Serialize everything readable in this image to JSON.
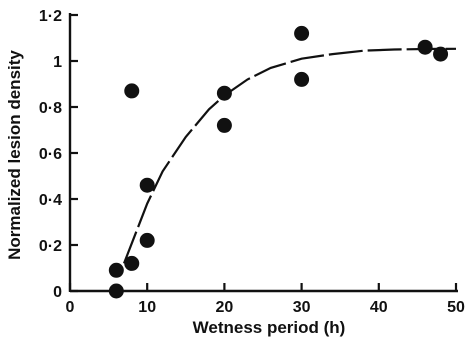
{
  "chart_data": {
    "type": "scatter",
    "xlabel": "Wetness period (h)",
    "ylabel": "Normalized lesion density",
    "xlim": [
      0,
      50
    ],
    "ylim": [
      0,
      1.2
    ],
    "x_ticks": [
      0,
      10,
      20,
      30,
      40,
      50
    ],
    "x_tick_labels": [
      "0",
      "10",
      "20",
      "30",
      "40",
      "50"
    ],
    "y_ticks": [
      0,
      0.2,
      0.4,
      0.6,
      0.8,
      1,
      1.2
    ],
    "y_tick_labels": [
      "0",
      "0·2",
      "0·4",
      "0·6",
      "0·8",
      "1",
      "1·2"
    ],
    "grid": false,
    "legend": "none",
    "series": [
      {
        "points": [
          {
            "x": 6,
            "y": 0.09
          },
          {
            "x": 6,
            "y": 0.0
          },
          {
            "x": 8,
            "y": 0.12
          },
          {
            "x": 8,
            "y": 0.87
          },
          {
            "x": 10,
            "y": 0.22
          },
          {
            "x": 10,
            "y": 0.46
          },
          {
            "x": 20,
            "y": 0.72
          },
          {
            "x": 20,
            "y": 0.86
          },
          {
            "x": 30,
            "y": 0.92
          },
          {
            "x": 30,
            "y": 1.12
          },
          {
            "x": 46,
            "y": 1.06
          },
          {
            "x": 48,
            "y": 1.03
          }
        ]
      }
    ],
    "fitted_curve": {
      "x": [
        7,
        10,
        12,
        15,
        18,
        20,
        23,
        26,
        30,
        34,
        38,
        42,
        46,
        50
      ],
      "y": [
        0.12,
        0.38,
        0.52,
        0.67,
        0.79,
        0.85,
        0.92,
        0.97,
        1.01,
        1.03,
        1.045,
        1.05,
        1.052,
        1.053
      ]
    },
    "color": "#111111"
  }
}
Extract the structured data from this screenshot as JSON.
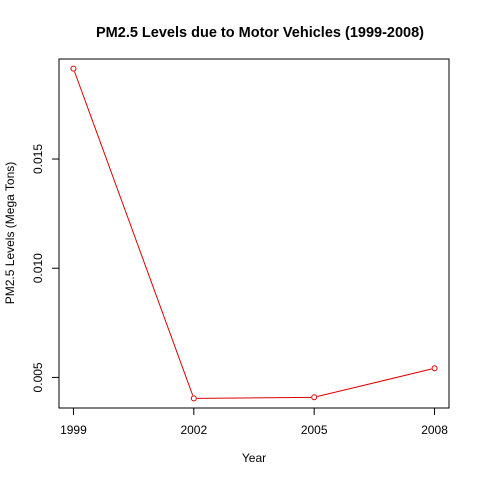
{
  "chart_data": {
    "type": "line",
    "title": "PM2.5 Levels due to Motor Vehicles (1999-2008)",
    "xlabel": "Year",
    "ylabel": "PM2.5 Levels (Mega Tons)",
    "x": [
      1999,
      2002,
      2005,
      2008
    ],
    "series": [
      {
        "values": [
          0.01914,
          0.00404,
          0.00409,
          0.00542
        ]
      }
    ],
    "xticks": [
      1999,
      2002,
      2005,
      2008
    ],
    "xtick_labels": [
      "1999",
      "2002",
      "2005",
      "2008"
    ],
    "yticks": [
      0.005,
      0.01,
      0.015
    ],
    "ytick_labels": [
      "0.005",
      "0.010",
      "0.015"
    ],
    "xlim": [
      1998.64,
      2008.36
    ],
    "ylim": [
      0.0036,
      0.01958
    ],
    "grid": false,
    "legend": "none",
    "line_color": "#dd0000",
    "marker": "open-circle"
  }
}
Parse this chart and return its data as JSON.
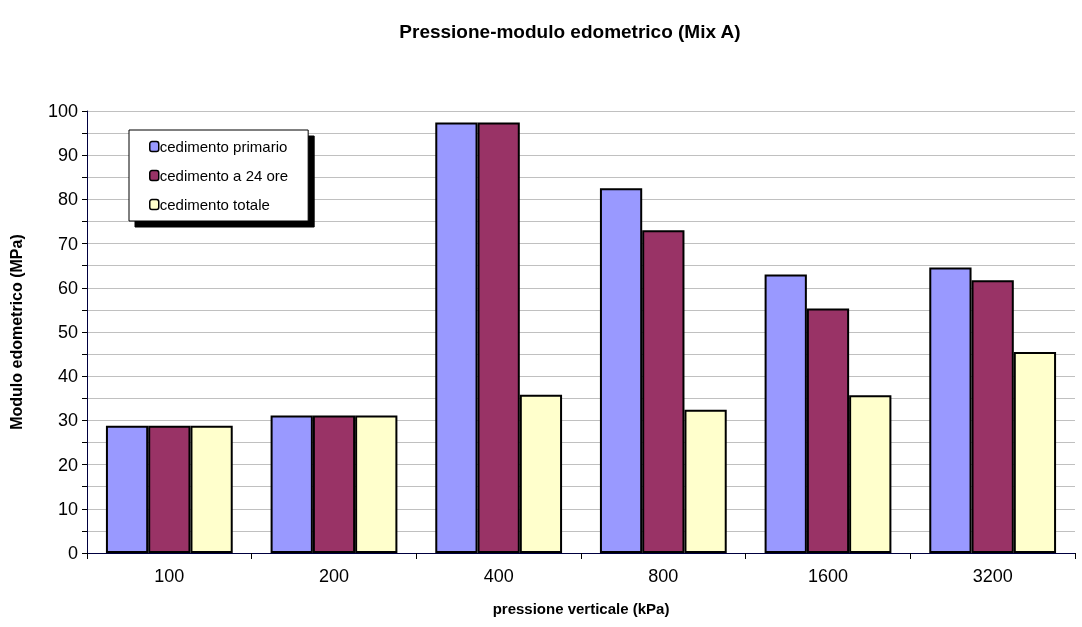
{
  "chart_data": {
    "type": "bar",
    "title": "Pressione-modulo edometrico (Mix A)",
    "xlabel": "pressione verticale (kPa)",
    "ylabel": "Modulo edometrico (MPa)",
    "categories": [
      "100",
      "200",
      "400",
      "800",
      "1600",
      "3200"
    ],
    "series": [
      {
        "name": "cedimento primario",
        "color": "#9999ff",
        "values": [
          28.8,
          31.1,
          97.4,
          82.5,
          63.0,
          64.6
        ]
      },
      {
        "name": "cedimento a 24 ore",
        "color": "#993366",
        "values": [
          28.8,
          31.1,
          97.4,
          73.0,
          55.3,
          61.7
        ]
      },
      {
        "name": "cedimento totale",
        "color": "#ffffcc",
        "values": [
          28.8,
          31.1,
          35.8,
          32.4,
          35.7,
          45.5
        ]
      }
    ],
    "ylim": [
      0,
      100
    ],
    "yticks": [
      0,
      10,
      20,
      30,
      40,
      50,
      60,
      70,
      80,
      90,
      100
    ],
    "grid": "y",
    "legend": "top left"
  }
}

--- --- ---

DIRECTION:
Retype everything in the material word for word, minus pictures.

EXERCISE RESULT:
Serialize everything readable in this image to JSON.
{
  "chart_data": {
    "type": "scatter",
    "xlabel": "Wetness period (h)",
    "ylabel": "Normalized lesion density",
    "xlim": [
      0,
      50
    ],
    "ylim": [
      0,
      1.2
    ],
    "x_ticks": [
      0,
      10,
      20,
      30,
      40,
      50
    ],
    "x_tick_labels": [
      "0",
      "10",
      "20",
      "30",
      "40",
      "50"
    ],
    "y_ticks": [
      0,
      0.2,
      0.4,
      0.6,
      0.8,
      1,
      1.2
    ],
    "y_tick_labels": [
      "0",
      "0·2",
      "0·4",
      "0·6",
      "0·8",
      "1",
      "1·2"
    ],
    "grid": false,
    "legend": "none",
    "series": [
      {
        "points": [
          {
            "x": 6,
            "y": 0.09
          },
          {
            "x": 6,
            "y": 0.0
          },
          {
            "x": 8,
            "y": 0.12
          },
          {
            "x": 8,
            "y": 0.87
          },
          {
            "x": 10,
            "y": 0.22
          },
          {
            "x": 10,
            "y": 0.46
          },
          {
            "x": 20,
            "y": 0.72
          },
          {
            "x": 20,
            "y": 0.86
          },
          {
            "x": 30,
            "y": 0.92
          },
          {
            "x": 30,
            "y": 1.12
          },
          {
            "x": 46,
            "y": 1.06
          },
          {
            "x": 48,
            "y": 1.03
          }
        ]
      }
    ],
    "fitted_curve": {
      "x": [
        7,
        10,
        12,
        15,
        18,
        20,
        23,
        26,
        30,
        34,
        38,
        42,
        46,
        50
      ],
      "y": [
        0.12,
        0.38,
        0.52,
        0.67,
        0.79,
        0.85,
        0.92,
        0.97,
        1.01,
        1.03,
        1.045,
        1.05,
        1.052,
        1.053
      ]
    },
    "color": "#111111"
  }
}
Extract the structured data from this screenshot as JSON.
{
  "chart_data": {
    "type": "line",
    "title": "PM2.5 Levels due to Motor Vehicles (1999-2008)",
    "xlabel": "Year",
    "ylabel": "PM2.5 Levels (Mega Tons)",
    "x": [
      1999,
      2002,
      2005,
      2008
    ],
    "series": [
      {
        "values": [
          0.01914,
          0.00404,
          0.00409,
          0.00542
        ]
      }
    ],
    "xticks": [
      1999,
      2002,
      2005,
      2008
    ],
    "xtick_labels": [
      "1999",
      "2002",
      "2005",
      "2008"
    ],
    "yticks": [
      0.005,
      0.01,
      0.015
    ],
    "ytick_labels": [
      "0.005",
      "0.010",
      "0.015"
    ],
    "xlim": [
      1998.64,
      2008.36
    ],
    "ylim": [
      0.0036,
      0.01958
    ],
    "grid": false,
    "legend": "none",
    "line_color": "#dd0000",
    "marker": "open-circle"
  }
}
Parse this chart and return its data as JSON.
{
  "chart_data": {
    "type": "bar",
    "title": "Pressione-modulo edometrico (Mix A)",
    "xlabel": "pressione verticale (kPa)",
    "ylabel": "Modulo edometrico (MPa)",
    "categories": [
      "100",
      "200",
      "400",
      "800",
      "1600",
      "3200"
    ],
    "series": [
      {
        "name": "cedimento primario",
        "color": "#9999ff",
        "values": [
          28.8,
          31.1,
          97.4,
          82.5,
          63.0,
          64.6
        ]
      },
      {
        "name": "cedimento a 24 ore",
        "color": "#993366",
        "values": [
          28.8,
          31.1,
          97.4,
          73.0,
          55.3,
          61.7
        ]
      },
      {
        "name": "cedimento totale",
        "color": "#ffffcc",
        "values": [
          28.8,
          31.1,
          35.8,
          32.4,
          35.7,
          45.5
        ]
      }
    ],
    "ylim": [
      0,
      100
    ],
    "yticks": [
      0,
      10,
      20,
      30,
      40,
      50,
      60,
      70,
      80,
      90,
      100
    ],
    "grid": "y",
    "legend": "top left"
  }
}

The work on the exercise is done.